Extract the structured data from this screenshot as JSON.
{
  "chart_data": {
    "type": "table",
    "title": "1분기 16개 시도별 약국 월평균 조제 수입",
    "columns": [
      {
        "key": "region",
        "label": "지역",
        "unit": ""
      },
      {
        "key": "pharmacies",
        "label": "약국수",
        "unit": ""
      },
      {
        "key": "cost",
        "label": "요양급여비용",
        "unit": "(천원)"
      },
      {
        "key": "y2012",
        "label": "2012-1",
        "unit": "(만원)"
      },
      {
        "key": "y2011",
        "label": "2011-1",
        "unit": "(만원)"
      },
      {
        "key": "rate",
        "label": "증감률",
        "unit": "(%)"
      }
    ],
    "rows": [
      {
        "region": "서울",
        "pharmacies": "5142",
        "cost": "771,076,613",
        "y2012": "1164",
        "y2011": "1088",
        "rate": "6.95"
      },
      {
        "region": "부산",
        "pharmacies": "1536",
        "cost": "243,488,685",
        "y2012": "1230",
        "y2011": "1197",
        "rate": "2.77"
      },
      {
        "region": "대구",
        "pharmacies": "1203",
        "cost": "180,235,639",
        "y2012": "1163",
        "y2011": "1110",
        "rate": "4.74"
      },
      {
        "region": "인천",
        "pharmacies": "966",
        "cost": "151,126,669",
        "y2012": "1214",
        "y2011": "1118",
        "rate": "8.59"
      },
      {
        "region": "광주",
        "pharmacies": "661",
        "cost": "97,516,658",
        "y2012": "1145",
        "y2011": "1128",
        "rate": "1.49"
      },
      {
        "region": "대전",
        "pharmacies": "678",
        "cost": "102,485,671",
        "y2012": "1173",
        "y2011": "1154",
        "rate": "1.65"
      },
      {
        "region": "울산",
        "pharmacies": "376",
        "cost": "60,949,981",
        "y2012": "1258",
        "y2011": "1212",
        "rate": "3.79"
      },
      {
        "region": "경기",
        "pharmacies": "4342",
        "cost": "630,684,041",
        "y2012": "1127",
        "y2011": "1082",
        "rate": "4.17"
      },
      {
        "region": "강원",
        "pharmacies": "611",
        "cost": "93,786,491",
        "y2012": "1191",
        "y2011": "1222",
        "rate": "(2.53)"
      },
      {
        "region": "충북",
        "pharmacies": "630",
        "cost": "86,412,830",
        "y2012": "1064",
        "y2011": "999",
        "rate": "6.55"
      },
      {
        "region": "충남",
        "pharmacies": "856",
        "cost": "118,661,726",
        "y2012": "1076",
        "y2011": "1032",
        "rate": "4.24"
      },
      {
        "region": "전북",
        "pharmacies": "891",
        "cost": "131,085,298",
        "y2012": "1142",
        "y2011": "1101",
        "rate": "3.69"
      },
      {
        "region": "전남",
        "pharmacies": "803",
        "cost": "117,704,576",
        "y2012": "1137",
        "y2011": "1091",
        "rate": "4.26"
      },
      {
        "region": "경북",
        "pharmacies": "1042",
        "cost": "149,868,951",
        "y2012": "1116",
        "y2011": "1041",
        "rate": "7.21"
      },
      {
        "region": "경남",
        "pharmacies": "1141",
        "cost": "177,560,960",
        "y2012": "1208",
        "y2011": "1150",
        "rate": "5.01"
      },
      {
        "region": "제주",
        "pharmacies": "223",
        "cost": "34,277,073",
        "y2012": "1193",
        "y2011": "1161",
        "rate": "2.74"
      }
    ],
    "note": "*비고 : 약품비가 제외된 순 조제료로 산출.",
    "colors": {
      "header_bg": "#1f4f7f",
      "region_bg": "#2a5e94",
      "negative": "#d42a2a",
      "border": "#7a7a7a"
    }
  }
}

---*---

Given instruction:
Find each line with the string "label" and copy it out.

Task output:
        "label": "지역",
        "label": "약국수",
        "label": "요양급여비용",
        "label": "2012-1",
        "label": "2011-1",
        "label": "증감률",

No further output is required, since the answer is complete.